GOAL:
Transcribe every record that appears below, exactly and in full.

TASK DATA:
[Start]
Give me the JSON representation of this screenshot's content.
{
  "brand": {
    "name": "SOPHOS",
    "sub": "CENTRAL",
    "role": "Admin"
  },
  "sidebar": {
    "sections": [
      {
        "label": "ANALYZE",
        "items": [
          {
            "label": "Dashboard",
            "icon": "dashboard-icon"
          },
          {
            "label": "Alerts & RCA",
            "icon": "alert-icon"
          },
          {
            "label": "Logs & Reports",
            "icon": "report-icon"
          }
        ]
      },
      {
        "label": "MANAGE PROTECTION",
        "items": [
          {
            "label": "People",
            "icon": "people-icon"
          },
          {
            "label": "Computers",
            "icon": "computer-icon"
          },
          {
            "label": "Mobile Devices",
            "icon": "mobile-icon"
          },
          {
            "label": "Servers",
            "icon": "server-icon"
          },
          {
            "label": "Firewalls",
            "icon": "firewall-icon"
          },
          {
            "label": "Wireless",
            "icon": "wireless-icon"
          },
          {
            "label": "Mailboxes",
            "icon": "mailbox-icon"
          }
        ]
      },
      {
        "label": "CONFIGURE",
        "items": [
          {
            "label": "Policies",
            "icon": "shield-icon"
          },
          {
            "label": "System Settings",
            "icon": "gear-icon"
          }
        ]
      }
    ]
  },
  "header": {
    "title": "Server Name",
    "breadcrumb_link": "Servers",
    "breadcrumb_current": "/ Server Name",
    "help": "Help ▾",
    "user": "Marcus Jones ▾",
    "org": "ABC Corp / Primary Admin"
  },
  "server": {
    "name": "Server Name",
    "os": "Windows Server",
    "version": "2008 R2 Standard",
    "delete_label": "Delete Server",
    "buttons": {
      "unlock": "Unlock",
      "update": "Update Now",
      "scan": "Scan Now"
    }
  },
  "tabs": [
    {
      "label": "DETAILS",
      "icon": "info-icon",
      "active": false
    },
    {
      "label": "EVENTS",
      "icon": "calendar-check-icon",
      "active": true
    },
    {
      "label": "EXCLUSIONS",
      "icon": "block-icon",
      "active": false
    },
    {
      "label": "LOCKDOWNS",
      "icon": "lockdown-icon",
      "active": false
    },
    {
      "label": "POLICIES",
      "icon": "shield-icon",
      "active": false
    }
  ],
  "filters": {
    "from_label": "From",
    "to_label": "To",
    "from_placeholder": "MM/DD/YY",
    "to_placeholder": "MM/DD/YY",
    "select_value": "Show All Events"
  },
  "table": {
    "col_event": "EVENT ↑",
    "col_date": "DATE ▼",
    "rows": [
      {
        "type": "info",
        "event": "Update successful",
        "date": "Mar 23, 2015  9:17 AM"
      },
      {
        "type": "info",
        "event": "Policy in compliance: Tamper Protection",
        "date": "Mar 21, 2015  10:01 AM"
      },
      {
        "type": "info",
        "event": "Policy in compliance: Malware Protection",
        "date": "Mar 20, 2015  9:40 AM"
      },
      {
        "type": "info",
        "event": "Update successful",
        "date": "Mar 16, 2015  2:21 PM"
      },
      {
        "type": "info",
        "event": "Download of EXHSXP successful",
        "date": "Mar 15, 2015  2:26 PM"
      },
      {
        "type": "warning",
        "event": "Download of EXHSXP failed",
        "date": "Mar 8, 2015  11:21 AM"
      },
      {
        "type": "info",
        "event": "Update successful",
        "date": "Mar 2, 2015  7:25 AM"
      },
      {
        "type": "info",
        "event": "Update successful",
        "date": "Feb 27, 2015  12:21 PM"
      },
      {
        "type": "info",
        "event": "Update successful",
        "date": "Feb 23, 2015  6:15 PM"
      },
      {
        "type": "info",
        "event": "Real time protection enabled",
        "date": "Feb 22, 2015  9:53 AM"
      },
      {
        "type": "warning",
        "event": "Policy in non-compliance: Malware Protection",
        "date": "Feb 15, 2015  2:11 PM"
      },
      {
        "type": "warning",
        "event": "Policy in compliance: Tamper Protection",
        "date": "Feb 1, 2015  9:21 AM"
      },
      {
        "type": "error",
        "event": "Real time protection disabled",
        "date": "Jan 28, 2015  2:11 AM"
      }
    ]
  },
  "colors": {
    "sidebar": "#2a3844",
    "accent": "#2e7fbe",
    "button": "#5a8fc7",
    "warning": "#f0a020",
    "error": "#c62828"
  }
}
[End]
ANSWER FOR THE TASK:
Give me the JSON representation of this screenshot's content.
{
  "brand": {
    "name": "SOPHOS",
    "sub": "CENTRAL",
    "role": "Admin"
  },
  "sidebar": {
    "sections": [
      {
        "label": "ANALYZE",
        "items": [
          {
            "label": "Dashboard",
            "icon": "dashboard-icon"
          },
          {
            "label": "Alerts & RCA",
            "icon": "alert-icon"
          },
          {
            "label": "Logs & Reports",
            "icon": "report-icon"
          }
        ]
      },
      {
        "label": "MANAGE PROTECTION",
        "items": [
          {
            "label": "People",
            "icon": "people-icon"
          },
          {
            "label": "Computers",
            "icon": "computer-icon"
          },
          {
            "label": "Mobile Devices",
            "icon": "mobile-icon"
          },
          {
            "label": "Servers",
            "icon": "server-icon"
          },
          {
            "label": "Firewalls",
            "icon": "firewall-icon"
          },
          {
            "label": "Wireless",
            "icon": "wireless-icon"
          },
          {
            "label": "Mailboxes",
            "icon": "mailbox-icon"
          }
        ]
      },
      {
        "label": "CONFIGURE",
        "items": [
          {
            "label": "Policies",
            "icon": "shield-icon"
          },
          {
            "label": "System Settings",
            "icon": "gear-icon"
          }
        ]
      }
    ]
  },
  "header": {
    "title": "Server Name",
    "breadcrumb_link": "Servers",
    "breadcrumb_current": "/ Server Name",
    "help": "Help ▾",
    "user": "Marcus Jones ▾",
    "org": "ABC Corp / Primary Admin"
  },
  "server": {
    "name": "Server Name",
    "os": "Windows Server",
    "version": "2008 R2 Standard",
    "delete_label": "Delete Server",
    "buttons": {
      "unlock": "Unlock",
      "update": "Update Now",
      "scan": "Scan Now"
    }
  },
  "tabs": [
    {
      "label": "DETAILS",
      "icon": "info-icon",
      "active": false
    },
    {
      "label": "EVENTS",
      "icon": "calendar-check-icon",
      "active": true
    },
    {
      "label": "EXCLUSIONS",
      "icon": "block-icon",
      "active": false
    },
    {
      "label": "LOCKDOWNS",
      "icon": "lockdown-icon",
      "active": false
    },
    {
      "label": "POLICIES",
      "icon": "shield-icon",
      "active": false
    }
  ],
  "filters": {
    "from_label": "From",
    "to_label": "To",
    "from_placeholder": "MM/DD/YY",
    "to_placeholder": "MM/DD/YY",
    "select_value": "Show All Events"
  },
  "table": {
    "col_event": "EVENT ↑",
    "col_date": "DATE ▼",
    "rows": [
      {
        "type": "info",
        "event": "Update successful",
        "date": "Mar 23, 2015  9:17 AM"
      },
      {
        "type": "info",
        "event": "Policy in compliance: Tamper Protection",
        "date": "Mar 21, 2015  10:01 AM"
      },
      {
        "type": "info",
        "event": "Policy in compliance: Malware Protection",
        "date": "Mar 20, 2015  9:40 AM"
      },
      {
        "type": "info",
        "event": "Update successful",
        "date": "Mar 16, 2015  2:21 PM"
      },
      {
        "type": "info",
        "event": "Download of EXHSXP successful",
        "date": "Mar 15, 2015  2:26 PM"
      },
      {
        "type": "warning",
        "event": "Download of EXHSXP failed",
        "date": "Mar 8, 2015  11:21 AM"
      },
      {
        "type": "info",
        "event": "Update successful",
        "date": "Mar 2, 2015  7:25 AM"
      },
      {
        "type": "info",
        "event": "Update successful",
        "date": "Feb 27, 2015  12:21 PM"
      },
      {
        "type": "info",
        "event": "Update successful",
        "date": "Feb 23, 2015  6:15 PM"
      },
      {
        "type": "info",
        "event": "Real time protection enabled",
        "date": "Feb 22, 2015  9:53 AM"
      },
      {
        "type": "warning",
        "event": "Policy in non-compliance: Malware Protection",
        "date": "Feb 15, 2015  2:11 PM"
      },
      {
        "type": "warning",
        "event": "Policy in compliance: Tamper Protection",
        "date": "Feb 1, 2015  9:21 AM"
      },
      {
        "type": "error",
        "event": "Real time protection disabled",
        "date": "Jan 28, 2015  2:11 AM"
      }
    ]
  },
  "colors": {
    "sidebar": "#2a3844",
    "accent": "#2e7fbe",
    "button": "#5a8fc7",
    "warning": "#f0a020",
    "error": "#c62828"
  }
}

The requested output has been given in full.